Return a copy of every line in the records that includes the word "Differenza".
— Begin SUPPLIED DATA —
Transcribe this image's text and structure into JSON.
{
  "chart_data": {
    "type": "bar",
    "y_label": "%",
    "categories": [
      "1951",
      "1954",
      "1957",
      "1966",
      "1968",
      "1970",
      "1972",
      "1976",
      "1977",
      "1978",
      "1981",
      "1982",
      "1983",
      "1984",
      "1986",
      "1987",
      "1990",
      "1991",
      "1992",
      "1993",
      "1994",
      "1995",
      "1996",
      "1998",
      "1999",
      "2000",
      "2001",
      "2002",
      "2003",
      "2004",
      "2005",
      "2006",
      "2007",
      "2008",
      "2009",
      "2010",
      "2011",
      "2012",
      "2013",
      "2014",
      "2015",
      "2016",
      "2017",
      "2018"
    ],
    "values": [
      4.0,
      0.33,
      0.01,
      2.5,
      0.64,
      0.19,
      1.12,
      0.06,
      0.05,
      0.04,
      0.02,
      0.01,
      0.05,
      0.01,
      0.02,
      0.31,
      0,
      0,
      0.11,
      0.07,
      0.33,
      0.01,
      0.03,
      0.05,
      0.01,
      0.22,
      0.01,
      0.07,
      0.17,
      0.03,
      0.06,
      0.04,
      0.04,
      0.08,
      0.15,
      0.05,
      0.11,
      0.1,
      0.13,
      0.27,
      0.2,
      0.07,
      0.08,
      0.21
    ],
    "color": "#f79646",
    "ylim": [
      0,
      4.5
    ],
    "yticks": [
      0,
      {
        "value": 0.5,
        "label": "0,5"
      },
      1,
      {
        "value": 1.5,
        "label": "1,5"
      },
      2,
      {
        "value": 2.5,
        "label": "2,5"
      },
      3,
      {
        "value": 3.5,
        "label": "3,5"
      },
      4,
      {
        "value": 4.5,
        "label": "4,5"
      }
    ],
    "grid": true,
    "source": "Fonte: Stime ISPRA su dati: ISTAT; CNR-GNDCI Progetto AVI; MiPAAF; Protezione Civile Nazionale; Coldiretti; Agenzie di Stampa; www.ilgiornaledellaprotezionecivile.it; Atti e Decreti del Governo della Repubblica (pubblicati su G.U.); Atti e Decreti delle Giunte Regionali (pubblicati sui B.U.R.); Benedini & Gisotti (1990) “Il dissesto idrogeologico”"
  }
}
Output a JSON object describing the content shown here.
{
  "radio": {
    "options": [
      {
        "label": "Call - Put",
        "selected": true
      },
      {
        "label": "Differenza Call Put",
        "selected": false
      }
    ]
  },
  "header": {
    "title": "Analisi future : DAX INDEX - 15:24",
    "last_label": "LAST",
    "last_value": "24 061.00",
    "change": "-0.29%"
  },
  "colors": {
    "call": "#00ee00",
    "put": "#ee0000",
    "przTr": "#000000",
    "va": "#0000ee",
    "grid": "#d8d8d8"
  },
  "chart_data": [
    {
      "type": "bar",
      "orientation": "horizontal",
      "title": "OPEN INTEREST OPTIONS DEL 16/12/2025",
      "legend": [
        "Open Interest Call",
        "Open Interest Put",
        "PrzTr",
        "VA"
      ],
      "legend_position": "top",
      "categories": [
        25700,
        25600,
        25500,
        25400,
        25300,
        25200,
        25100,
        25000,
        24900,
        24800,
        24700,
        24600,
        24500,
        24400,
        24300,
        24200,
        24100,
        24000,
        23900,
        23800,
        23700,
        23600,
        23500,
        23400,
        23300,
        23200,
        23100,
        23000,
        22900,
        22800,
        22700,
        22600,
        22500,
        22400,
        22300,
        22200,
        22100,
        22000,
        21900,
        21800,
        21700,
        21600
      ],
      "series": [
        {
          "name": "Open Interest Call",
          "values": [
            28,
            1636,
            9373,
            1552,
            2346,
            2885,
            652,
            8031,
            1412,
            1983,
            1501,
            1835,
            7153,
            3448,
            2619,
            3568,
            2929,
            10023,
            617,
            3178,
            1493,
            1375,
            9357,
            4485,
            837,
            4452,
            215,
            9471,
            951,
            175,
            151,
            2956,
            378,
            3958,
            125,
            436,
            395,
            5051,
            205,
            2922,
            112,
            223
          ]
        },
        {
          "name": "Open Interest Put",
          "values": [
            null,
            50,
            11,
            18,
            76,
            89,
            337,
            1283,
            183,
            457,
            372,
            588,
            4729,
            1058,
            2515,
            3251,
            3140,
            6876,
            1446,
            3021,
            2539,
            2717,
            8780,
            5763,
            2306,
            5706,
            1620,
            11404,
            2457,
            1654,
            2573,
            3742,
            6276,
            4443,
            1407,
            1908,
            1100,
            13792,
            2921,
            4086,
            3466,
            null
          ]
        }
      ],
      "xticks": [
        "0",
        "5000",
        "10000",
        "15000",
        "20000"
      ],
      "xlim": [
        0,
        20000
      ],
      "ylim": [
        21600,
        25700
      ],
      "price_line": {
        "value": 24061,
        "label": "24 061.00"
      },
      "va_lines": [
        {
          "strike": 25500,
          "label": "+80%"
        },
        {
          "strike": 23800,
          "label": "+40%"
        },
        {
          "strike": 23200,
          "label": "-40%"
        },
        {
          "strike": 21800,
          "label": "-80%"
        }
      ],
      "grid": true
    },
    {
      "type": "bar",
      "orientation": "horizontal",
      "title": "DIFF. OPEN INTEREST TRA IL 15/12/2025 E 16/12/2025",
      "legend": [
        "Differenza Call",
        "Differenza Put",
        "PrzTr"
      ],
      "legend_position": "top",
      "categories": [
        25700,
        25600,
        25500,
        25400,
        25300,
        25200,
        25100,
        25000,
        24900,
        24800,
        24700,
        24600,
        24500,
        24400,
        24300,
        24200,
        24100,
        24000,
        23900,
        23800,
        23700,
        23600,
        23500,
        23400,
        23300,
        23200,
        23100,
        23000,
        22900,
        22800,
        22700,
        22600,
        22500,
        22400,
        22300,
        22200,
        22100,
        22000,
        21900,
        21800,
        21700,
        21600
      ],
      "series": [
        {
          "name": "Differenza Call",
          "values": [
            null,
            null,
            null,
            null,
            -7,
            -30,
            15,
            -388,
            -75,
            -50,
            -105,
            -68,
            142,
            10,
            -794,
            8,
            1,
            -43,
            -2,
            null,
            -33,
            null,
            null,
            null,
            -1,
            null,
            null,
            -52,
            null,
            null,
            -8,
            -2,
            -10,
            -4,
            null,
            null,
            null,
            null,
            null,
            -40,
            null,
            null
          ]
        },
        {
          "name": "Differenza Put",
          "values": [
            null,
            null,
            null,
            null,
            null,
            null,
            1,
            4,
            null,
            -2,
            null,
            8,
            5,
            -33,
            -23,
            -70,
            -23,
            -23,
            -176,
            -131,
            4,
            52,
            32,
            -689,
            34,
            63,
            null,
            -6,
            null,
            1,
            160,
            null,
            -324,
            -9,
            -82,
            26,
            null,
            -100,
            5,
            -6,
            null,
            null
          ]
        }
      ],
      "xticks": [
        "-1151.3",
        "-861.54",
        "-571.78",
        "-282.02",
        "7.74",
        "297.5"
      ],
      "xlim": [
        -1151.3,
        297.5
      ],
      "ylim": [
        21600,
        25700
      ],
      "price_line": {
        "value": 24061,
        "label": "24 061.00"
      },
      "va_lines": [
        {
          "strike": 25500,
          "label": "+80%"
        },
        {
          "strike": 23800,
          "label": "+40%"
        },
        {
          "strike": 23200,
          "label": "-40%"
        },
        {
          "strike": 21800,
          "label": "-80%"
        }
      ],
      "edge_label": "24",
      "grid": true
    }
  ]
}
— End SUPPLIED DATA —
(REPLY):
        "label": "Differenza Call Put",
        "Differenza Call",
        "Differenza Put",
          "name": "Differenza Call",
          "name": "Differenza Put",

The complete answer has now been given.